Items from a data source:
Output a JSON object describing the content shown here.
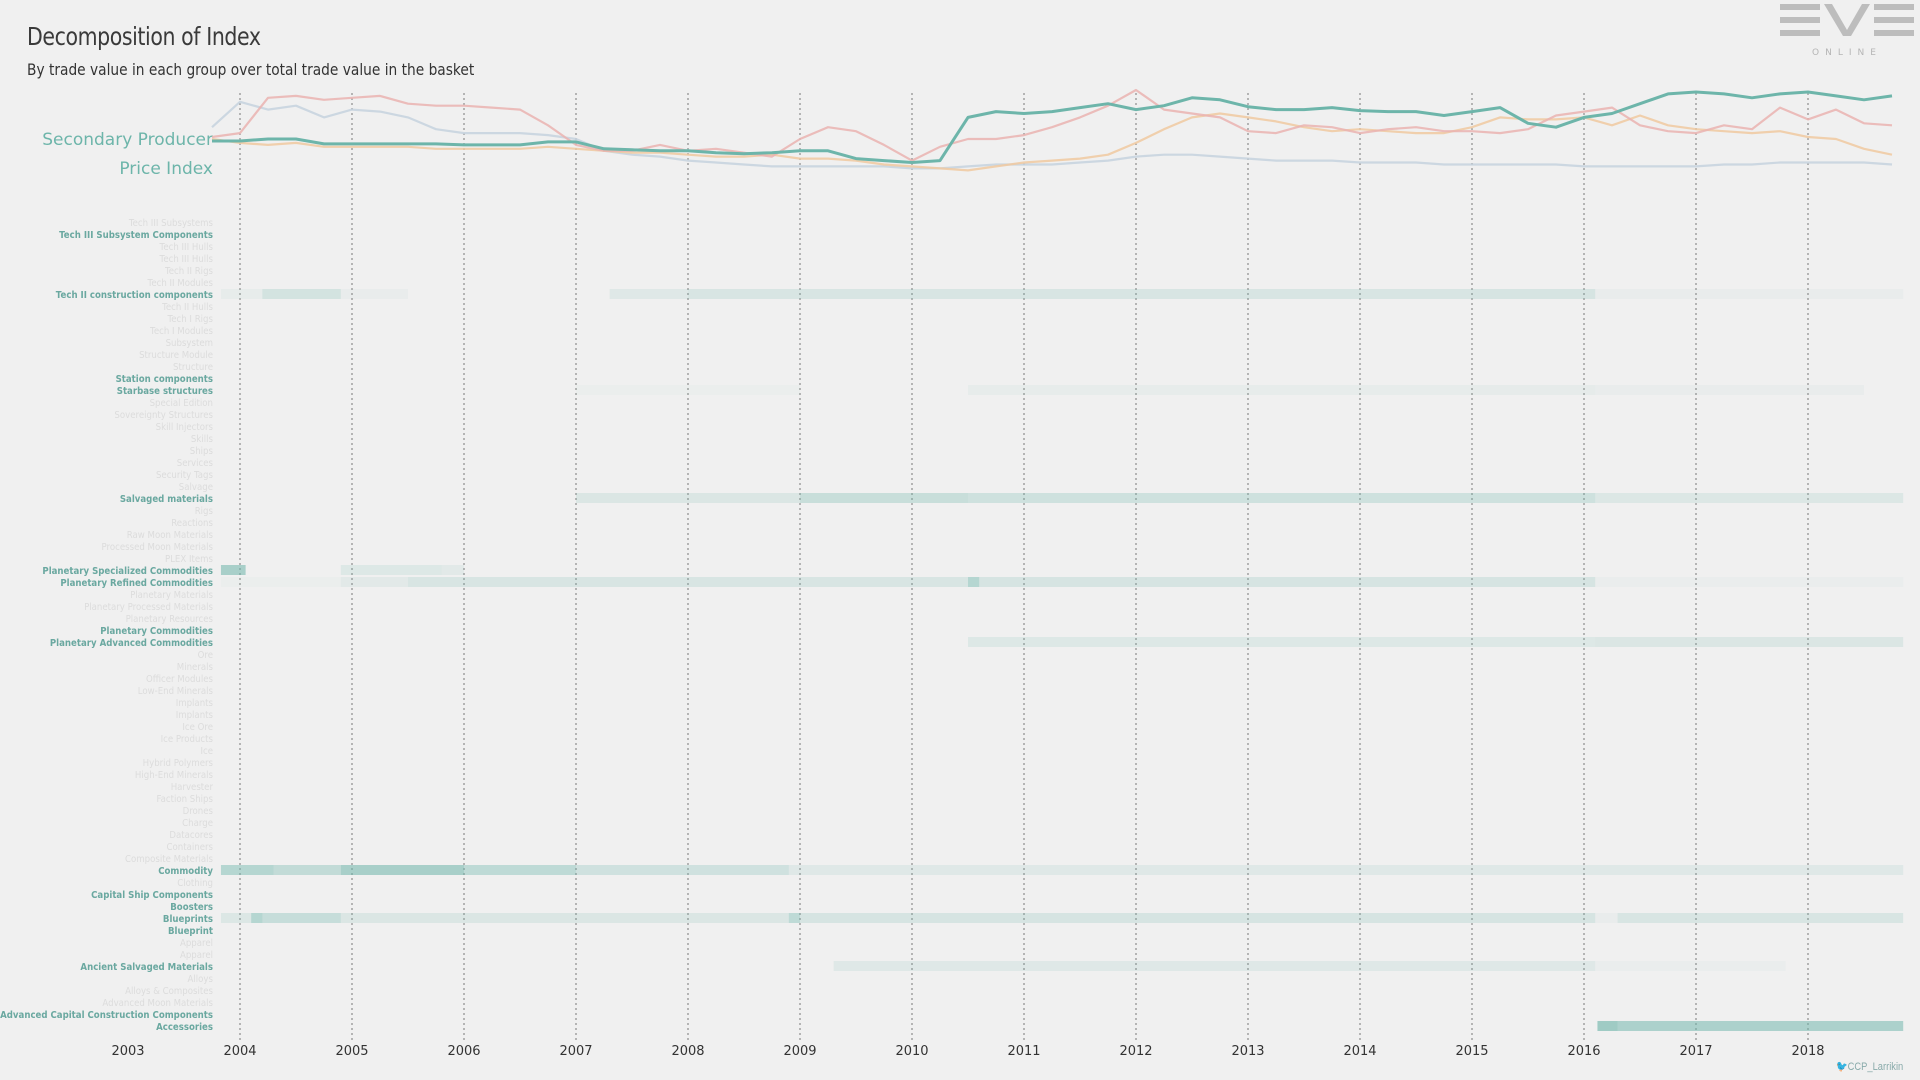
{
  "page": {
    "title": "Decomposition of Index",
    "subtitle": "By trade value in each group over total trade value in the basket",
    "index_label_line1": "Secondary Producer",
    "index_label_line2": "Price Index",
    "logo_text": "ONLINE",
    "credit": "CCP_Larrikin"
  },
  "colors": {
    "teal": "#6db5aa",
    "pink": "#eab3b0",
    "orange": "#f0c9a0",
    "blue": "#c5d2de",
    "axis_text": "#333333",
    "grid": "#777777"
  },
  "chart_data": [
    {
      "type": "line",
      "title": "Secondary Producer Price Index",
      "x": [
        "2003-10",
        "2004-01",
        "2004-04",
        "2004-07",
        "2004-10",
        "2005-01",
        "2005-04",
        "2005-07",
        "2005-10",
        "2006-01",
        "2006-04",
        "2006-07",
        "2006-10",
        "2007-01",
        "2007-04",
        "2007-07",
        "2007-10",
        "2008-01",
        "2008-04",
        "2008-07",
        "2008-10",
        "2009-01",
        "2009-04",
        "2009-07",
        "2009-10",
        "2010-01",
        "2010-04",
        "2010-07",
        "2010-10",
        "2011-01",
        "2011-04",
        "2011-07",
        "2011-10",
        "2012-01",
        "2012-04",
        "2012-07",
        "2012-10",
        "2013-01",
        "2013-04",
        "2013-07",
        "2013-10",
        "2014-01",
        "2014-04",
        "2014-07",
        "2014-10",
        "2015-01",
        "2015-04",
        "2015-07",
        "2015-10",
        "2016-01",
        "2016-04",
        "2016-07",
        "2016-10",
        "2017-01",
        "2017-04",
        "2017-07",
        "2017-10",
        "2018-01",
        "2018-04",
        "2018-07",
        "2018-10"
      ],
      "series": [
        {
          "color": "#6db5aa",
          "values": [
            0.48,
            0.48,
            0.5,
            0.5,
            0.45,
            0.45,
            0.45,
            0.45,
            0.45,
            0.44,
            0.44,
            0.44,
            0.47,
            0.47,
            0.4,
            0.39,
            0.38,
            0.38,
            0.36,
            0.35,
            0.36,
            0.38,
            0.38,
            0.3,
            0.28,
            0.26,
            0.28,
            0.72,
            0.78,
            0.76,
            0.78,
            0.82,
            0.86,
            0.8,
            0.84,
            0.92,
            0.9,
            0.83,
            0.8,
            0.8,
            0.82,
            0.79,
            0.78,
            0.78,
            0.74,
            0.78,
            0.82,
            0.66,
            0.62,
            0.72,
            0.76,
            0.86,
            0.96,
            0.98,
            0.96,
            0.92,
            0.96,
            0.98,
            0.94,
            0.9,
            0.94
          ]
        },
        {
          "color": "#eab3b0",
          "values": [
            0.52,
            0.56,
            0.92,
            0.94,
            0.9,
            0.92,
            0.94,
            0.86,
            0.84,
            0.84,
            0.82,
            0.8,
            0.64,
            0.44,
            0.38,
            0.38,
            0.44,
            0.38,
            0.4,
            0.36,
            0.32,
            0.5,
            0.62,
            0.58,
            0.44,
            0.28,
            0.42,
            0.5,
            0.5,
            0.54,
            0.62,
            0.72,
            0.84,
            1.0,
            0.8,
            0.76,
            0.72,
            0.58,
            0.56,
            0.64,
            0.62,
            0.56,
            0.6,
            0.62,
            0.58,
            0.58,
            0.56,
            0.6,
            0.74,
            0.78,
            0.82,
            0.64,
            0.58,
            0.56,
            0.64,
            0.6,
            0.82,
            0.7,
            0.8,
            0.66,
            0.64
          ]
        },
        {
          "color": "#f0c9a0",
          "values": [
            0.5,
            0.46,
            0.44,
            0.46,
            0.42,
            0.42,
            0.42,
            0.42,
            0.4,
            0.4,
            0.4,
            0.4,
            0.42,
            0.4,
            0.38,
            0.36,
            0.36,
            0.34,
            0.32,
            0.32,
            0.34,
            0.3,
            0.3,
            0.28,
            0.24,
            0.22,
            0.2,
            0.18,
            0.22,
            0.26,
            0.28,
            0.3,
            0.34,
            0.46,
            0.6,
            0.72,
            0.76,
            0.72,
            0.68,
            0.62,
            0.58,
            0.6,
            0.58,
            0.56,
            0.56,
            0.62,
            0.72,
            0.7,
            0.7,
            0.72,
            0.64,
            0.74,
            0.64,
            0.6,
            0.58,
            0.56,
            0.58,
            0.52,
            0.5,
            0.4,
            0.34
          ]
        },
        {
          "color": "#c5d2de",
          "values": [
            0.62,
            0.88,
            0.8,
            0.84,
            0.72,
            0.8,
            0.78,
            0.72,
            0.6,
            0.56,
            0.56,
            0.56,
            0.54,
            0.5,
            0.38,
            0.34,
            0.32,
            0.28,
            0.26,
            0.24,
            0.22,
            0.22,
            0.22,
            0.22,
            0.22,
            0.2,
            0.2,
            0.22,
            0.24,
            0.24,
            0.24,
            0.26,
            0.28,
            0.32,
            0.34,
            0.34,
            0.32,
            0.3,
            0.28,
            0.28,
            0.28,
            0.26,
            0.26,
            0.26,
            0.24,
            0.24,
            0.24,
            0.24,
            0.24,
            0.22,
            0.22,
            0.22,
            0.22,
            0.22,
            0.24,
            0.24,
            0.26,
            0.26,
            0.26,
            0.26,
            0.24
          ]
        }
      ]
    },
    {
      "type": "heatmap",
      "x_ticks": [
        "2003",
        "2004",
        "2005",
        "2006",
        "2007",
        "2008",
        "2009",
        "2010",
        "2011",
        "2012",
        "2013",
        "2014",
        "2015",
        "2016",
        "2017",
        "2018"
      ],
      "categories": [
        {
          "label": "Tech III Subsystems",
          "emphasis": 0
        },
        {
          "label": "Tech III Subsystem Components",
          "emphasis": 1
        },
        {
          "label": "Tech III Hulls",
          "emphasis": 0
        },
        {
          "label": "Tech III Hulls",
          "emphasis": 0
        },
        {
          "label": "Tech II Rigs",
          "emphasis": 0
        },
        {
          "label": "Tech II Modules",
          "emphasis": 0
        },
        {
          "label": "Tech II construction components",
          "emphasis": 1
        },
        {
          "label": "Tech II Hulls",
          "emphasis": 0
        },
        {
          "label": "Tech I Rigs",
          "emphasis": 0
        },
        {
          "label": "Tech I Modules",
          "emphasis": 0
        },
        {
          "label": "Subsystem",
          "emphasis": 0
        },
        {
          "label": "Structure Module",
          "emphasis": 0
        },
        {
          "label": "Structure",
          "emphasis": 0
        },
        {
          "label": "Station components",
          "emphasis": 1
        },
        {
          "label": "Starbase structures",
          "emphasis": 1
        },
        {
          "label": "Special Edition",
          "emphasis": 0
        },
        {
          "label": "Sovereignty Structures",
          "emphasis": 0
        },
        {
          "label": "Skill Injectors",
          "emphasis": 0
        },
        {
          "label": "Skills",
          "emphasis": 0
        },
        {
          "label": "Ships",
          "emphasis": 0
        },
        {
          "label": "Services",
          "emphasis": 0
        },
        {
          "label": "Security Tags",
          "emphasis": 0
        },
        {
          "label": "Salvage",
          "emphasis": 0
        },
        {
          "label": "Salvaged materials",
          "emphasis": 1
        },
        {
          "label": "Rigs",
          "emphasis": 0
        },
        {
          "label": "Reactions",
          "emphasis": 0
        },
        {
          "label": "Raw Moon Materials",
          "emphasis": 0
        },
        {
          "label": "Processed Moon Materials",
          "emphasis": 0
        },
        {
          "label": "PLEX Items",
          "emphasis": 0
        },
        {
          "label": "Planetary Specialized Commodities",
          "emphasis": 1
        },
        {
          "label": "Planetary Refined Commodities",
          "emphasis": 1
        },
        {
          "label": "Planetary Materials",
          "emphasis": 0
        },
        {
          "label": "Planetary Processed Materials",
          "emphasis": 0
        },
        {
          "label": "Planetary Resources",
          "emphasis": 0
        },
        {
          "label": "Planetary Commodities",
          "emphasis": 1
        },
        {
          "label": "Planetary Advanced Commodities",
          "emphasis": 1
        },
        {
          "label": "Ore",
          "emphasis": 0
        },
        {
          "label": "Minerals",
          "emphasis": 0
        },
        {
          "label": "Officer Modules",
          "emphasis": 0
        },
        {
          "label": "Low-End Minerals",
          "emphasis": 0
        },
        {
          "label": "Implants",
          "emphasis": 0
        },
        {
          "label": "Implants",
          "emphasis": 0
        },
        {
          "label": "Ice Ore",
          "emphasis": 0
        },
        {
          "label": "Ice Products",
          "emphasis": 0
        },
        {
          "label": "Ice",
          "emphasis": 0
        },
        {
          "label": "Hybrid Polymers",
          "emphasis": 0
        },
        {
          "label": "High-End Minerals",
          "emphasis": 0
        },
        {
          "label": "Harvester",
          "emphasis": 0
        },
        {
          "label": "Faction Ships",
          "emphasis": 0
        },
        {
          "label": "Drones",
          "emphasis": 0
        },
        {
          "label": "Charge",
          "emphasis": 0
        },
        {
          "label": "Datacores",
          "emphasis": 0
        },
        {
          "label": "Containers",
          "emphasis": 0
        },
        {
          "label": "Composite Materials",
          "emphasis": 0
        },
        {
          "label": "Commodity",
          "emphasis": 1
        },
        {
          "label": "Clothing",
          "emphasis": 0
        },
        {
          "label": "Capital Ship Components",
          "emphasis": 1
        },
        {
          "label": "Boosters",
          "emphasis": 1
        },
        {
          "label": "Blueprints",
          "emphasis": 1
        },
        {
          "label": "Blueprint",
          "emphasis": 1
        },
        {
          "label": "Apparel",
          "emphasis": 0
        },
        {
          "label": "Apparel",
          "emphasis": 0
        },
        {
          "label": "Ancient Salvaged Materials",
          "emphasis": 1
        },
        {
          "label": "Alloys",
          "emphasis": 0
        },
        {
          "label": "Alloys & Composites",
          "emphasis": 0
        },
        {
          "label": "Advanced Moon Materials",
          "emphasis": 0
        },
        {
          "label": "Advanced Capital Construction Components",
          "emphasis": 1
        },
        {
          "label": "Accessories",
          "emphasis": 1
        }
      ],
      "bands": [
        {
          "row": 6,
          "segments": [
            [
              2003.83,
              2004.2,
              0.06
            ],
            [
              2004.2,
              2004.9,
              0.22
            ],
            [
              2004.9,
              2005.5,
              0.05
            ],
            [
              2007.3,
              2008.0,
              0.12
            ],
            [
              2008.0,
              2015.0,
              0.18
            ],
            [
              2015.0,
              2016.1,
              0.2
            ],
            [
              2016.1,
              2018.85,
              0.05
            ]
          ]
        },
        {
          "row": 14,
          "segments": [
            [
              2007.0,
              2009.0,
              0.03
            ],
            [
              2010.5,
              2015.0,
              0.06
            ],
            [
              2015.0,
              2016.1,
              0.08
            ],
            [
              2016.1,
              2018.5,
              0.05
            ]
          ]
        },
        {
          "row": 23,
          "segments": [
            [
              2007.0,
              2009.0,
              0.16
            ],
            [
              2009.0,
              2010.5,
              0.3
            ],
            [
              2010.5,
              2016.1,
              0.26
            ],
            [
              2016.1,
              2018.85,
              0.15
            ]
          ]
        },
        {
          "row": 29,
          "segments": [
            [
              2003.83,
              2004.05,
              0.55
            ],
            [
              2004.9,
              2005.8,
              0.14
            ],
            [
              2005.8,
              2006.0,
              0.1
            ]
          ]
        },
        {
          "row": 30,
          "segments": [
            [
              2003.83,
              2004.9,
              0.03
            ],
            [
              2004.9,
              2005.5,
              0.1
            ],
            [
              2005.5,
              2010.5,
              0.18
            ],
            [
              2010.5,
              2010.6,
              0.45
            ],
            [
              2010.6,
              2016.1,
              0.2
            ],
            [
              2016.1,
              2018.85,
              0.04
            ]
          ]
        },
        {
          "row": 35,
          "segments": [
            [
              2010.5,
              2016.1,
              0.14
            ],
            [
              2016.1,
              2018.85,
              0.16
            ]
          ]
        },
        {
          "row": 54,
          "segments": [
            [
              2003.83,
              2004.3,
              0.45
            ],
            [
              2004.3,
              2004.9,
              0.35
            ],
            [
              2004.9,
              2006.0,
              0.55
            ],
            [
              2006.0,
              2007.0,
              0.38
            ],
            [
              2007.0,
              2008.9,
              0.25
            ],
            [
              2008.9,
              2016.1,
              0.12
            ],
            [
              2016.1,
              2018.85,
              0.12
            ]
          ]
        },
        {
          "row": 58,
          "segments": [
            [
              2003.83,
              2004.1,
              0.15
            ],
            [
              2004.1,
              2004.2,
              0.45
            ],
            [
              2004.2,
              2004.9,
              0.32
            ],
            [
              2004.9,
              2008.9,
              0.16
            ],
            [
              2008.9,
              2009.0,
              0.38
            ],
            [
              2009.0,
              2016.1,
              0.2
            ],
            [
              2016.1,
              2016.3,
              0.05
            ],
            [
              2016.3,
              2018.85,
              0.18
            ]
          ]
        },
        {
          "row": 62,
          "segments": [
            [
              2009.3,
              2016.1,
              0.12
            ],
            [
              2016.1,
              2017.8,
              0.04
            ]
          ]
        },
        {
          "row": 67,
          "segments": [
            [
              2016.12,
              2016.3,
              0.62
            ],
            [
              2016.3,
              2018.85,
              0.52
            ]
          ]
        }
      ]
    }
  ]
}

WHAT IS NEEDED: In the records above, find each line that holds the word "Secondary"; copy all such lines.

EXERCISE ANSWER:
    "index_label_line1": "Secondary Producer",
      "title": "Secondary Producer Price Index",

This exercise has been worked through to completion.